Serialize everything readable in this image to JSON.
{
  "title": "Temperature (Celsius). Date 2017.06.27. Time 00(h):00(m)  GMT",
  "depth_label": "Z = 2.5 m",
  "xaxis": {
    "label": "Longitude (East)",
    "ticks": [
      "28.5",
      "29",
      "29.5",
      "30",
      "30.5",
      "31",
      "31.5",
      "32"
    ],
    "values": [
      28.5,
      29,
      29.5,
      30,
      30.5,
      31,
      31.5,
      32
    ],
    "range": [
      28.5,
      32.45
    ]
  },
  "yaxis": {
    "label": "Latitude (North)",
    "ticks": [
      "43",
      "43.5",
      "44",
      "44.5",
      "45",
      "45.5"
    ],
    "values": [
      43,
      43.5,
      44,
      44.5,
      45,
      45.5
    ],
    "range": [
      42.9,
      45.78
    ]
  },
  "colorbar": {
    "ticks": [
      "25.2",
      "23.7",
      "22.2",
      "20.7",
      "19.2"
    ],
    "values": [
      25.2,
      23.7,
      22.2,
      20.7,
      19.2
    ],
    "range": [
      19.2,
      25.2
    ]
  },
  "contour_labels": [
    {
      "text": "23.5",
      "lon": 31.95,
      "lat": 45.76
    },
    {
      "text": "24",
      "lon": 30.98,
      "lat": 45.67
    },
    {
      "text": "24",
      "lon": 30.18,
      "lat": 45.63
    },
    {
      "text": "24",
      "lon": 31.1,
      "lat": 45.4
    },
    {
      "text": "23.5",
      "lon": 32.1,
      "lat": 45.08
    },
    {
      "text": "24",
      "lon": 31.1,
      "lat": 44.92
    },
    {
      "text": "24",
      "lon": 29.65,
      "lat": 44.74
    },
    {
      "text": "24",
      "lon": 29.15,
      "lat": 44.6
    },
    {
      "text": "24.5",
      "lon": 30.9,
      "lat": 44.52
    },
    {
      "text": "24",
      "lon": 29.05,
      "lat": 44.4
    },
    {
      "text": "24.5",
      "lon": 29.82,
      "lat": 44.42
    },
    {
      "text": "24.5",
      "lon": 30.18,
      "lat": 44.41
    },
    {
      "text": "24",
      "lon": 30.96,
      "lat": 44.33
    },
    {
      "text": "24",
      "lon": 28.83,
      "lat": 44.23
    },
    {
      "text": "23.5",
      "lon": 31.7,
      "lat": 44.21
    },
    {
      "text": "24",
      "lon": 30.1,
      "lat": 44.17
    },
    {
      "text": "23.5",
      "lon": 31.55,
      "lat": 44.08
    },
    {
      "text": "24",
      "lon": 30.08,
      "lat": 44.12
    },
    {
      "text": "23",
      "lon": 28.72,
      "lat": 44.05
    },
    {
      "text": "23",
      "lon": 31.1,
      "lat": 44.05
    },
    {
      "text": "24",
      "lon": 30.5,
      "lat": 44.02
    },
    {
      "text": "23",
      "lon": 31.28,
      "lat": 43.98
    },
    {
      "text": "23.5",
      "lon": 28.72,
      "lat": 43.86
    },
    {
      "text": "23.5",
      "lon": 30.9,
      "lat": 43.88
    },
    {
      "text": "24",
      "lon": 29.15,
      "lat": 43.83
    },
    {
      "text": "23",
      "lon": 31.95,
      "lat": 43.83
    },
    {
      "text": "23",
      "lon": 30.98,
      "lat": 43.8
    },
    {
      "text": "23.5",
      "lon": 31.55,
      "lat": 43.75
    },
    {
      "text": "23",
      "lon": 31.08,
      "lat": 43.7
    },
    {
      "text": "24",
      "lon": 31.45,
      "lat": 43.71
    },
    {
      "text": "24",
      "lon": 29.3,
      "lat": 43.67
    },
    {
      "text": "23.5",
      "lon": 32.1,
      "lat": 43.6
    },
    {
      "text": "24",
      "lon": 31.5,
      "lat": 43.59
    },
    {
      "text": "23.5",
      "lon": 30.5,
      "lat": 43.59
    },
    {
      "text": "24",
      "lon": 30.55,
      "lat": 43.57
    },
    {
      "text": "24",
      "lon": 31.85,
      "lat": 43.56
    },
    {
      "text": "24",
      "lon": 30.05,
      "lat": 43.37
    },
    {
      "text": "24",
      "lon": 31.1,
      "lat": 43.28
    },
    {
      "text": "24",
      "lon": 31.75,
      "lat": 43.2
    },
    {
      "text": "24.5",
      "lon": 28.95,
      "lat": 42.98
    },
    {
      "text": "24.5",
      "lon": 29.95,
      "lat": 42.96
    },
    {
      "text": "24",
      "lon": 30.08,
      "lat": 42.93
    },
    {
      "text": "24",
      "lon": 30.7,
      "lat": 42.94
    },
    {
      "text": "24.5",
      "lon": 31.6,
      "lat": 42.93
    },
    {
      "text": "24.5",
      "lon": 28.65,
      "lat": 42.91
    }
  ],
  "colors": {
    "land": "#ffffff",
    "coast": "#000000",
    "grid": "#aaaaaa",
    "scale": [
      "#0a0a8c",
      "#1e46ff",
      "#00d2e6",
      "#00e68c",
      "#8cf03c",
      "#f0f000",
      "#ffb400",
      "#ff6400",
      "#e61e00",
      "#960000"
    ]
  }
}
::::
= Requirement =
Output the listing above without altering a single character.

= Solution for this task =
Serialize everything readable in this image to JSON.
{
  "title": "Temperature (Celsius). Date 2017.06.27. Time 00(h):00(m)  GMT",
  "depth_label": "Z = 2.5 m",
  "xaxis": {
    "label": "Longitude (East)",
    "ticks": [
      "28.5",
      "29",
      "29.5",
      "30",
      "30.5",
      "31",
      "31.5",
      "32"
    ],
    "values": [
      28.5,
      29,
      29.5,
      30,
      30.5,
      31,
      31.5,
      32
    ],
    "range": [
      28.5,
      32.45
    ]
  },
  "yaxis": {
    "label": "Latitude (North)",
    "ticks": [
      "43",
      "43.5",
      "44",
      "44.5",
      "45",
      "45.5"
    ],
    "values": [
      43,
      43.5,
      44,
      44.5,
      45,
      45.5
    ],
    "range": [
      42.9,
      45.78
    ]
  },
  "colorbar": {
    "ticks": [
      "25.2",
      "23.7",
      "22.2",
      "20.7",
      "19.2"
    ],
    "values": [
      25.2,
      23.7,
      22.2,
      20.7,
      19.2
    ],
    "range": [
      19.2,
      25.2
    ]
  },
  "contour_labels": [
    {
      "text": "23.5",
      "lon": 31.95,
      "lat": 45.76
    },
    {
      "text": "24",
      "lon": 30.98,
      "lat": 45.67
    },
    {
      "text": "24",
      "lon": 30.18,
      "lat": 45.63
    },
    {
      "text": "24",
      "lon": 31.1,
      "lat": 45.4
    },
    {
      "text": "23.5",
      "lon": 32.1,
      "lat": 45.08
    },
    {
      "text": "24",
      "lon": 31.1,
      "lat": 44.92
    },
    {
      "text": "24",
      "lon": 29.65,
      "lat": 44.74
    },
    {
      "text": "24",
      "lon": 29.15,
      "lat": 44.6
    },
    {
      "text": "24.5",
      "lon": 30.9,
      "lat": 44.52
    },
    {
      "text": "24",
      "lon": 29.05,
      "lat": 44.4
    },
    {
      "text": "24.5",
      "lon": 29.82,
      "lat": 44.42
    },
    {
      "text": "24.5",
      "lon": 30.18,
      "lat": 44.41
    },
    {
      "text": "24",
      "lon": 30.96,
      "lat": 44.33
    },
    {
      "text": "24",
      "lon": 28.83,
      "lat": 44.23
    },
    {
      "text": "23.5",
      "lon": 31.7,
      "lat": 44.21
    },
    {
      "text": "24",
      "lon": 30.1,
      "lat": 44.17
    },
    {
      "text": "23.5",
      "lon": 31.55,
      "lat": 44.08
    },
    {
      "text": "24",
      "lon": 30.08,
      "lat": 44.12
    },
    {
      "text": "23",
      "lon": 28.72,
      "lat": 44.05
    },
    {
      "text": "23",
      "lon": 31.1,
      "lat": 44.05
    },
    {
      "text": "24",
      "lon": 30.5,
      "lat": 44.02
    },
    {
      "text": "23",
      "lon": 31.28,
      "lat": 43.98
    },
    {
      "text": "23.5",
      "lon": 28.72,
      "lat": 43.86
    },
    {
      "text": "23.5",
      "lon": 30.9,
      "lat": 43.88
    },
    {
      "text": "24",
      "lon": 29.15,
      "lat": 43.83
    },
    {
      "text": "23",
      "lon": 31.95,
      "lat": 43.83
    },
    {
      "text": "23",
      "lon": 30.98,
      "lat": 43.8
    },
    {
      "text": "23.5",
      "lon": 31.55,
      "lat": 43.75
    },
    {
      "text": "23",
      "lon": 31.08,
      "lat": 43.7
    },
    {
      "text": "24",
      "lon": 31.45,
      "lat": 43.71
    },
    {
      "text": "24",
      "lon": 29.3,
      "lat": 43.67
    },
    {
      "text": "23.5",
      "lon": 32.1,
      "lat": 43.6
    },
    {
      "text": "24",
      "lon": 31.5,
      "lat": 43.59
    },
    {
      "text": "23.5",
      "lon": 30.5,
      "lat": 43.59
    },
    {
      "text": "24",
      "lon": 30.55,
      "lat": 43.57
    },
    {
      "text": "24",
      "lon": 31.85,
      "lat": 43.56
    },
    {
      "text": "24",
      "lon": 30.05,
      "lat": 43.37
    },
    {
      "text": "24",
      "lon": 31.1,
      "lat": 43.28
    },
    {
      "text": "24",
      "lon": 31.75,
      "lat": 43.2
    },
    {
      "text": "24.5",
      "lon": 28.95,
      "lat": 42.98
    },
    {
      "text": "24.5",
      "lon": 29.95,
      "lat": 42.96
    },
    {
      "text": "24",
      "lon": 30.08,
      "lat": 42.93
    },
    {
      "text": "24",
      "lon": 30.7,
      "lat": 42.94
    },
    {
      "text": "24.5",
      "lon": 31.6,
      "lat": 42.93
    },
    {
      "text": "24.5",
      "lon": 28.65,
      "lat": 42.91
    }
  ],
  "colors": {
    "land": "#ffffff",
    "coast": "#000000",
    "grid": "#aaaaaa",
    "scale": [
      "#0a0a8c",
      "#1e46ff",
      "#00d2e6",
      "#00e68c",
      "#8cf03c",
      "#f0f000",
      "#ffb400",
      "#ff6400",
      "#e61e00",
      "#960000"
    ]
  }
}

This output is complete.